Work to be completed: Without the pictures, return each record as it appears.

(Recorded data)
------------------------
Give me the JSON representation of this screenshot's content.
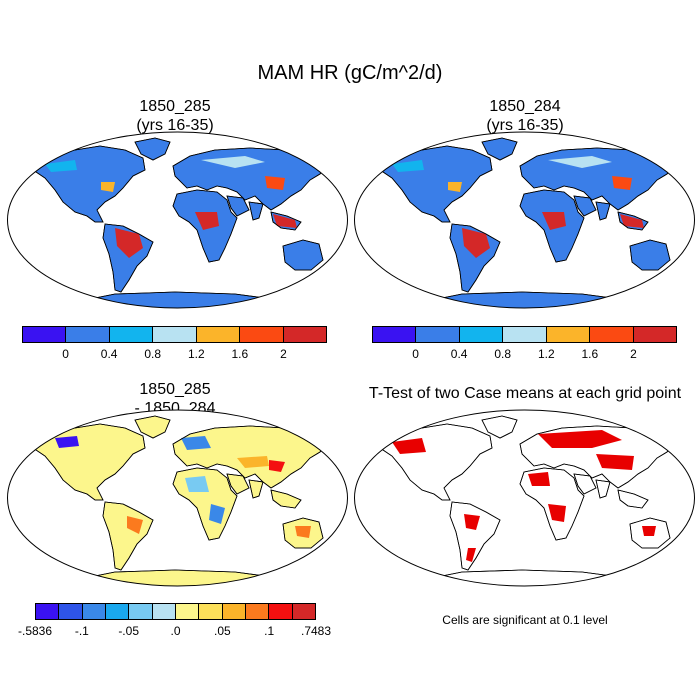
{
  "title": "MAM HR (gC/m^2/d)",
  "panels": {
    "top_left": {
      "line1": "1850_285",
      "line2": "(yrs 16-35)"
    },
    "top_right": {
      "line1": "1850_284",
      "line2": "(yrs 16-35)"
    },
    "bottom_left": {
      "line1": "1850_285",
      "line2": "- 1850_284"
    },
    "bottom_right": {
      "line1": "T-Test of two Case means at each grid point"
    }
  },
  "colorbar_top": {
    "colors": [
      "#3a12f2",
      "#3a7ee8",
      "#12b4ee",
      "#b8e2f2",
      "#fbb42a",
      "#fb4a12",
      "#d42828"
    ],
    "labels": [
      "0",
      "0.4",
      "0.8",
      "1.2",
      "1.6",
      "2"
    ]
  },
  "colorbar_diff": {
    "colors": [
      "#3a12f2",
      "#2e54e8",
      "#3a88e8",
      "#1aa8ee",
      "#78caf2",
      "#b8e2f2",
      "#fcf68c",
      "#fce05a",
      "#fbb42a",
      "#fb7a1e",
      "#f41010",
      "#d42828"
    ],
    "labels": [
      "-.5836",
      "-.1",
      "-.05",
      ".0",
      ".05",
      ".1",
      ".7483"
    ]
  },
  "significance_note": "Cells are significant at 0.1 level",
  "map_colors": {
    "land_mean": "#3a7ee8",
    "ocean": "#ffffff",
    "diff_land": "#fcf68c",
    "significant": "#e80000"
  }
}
------------------------
Solution for this exercise:
Give me the JSON representation of this screenshot's content.
{
  "title": "MAM HR (gC/m^2/d)",
  "panels": {
    "top_left": {
      "line1": "1850_285",
      "line2": "(yrs 16-35)"
    },
    "top_right": {
      "line1": "1850_284",
      "line2": "(yrs 16-35)"
    },
    "bottom_left": {
      "line1": "1850_285",
      "line2": "- 1850_284"
    },
    "bottom_right": {
      "line1": "T-Test of two Case means at each grid point"
    }
  },
  "colorbar_top": {
    "colors": [
      "#3a12f2",
      "#3a7ee8",
      "#12b4ee",
      "#b8e2f2",
      "#fbb42a",
      "#fb4a12",
      "#d42828"
    ],
    "labels": [
      "0",
      "0.4",
      "0.8",
      "1.2",
      "1.6",
      "2"
    ]
  },
  "colorbar_diff": {
    "colors": [
      "#3a12f2",
      "#2e54e8",
      "#3a88e8",
      "#1aa8ee",
      "#78caf2",
      "#b8e2f2",
      "#fcf68c",
      "#fce05a",
      "#fbb42a",
      "#fb7a1e",
      "#f41010",
      "#d42828"
    ],
    "labels": [
      "-.5836",
      "-.1",
      "-.05",
      ".0",
      ".05",
      ".1",
      ".7483"
    ]
  },
  "significance_note": "Cells are significant at 0.1 level",
  "map_colors": {
    "land_mean": "#3a7ee8",
    "ocean": "#ffffff",
    "diff_land": "#fcf68c",
    "significant": "#e80000"
  }
}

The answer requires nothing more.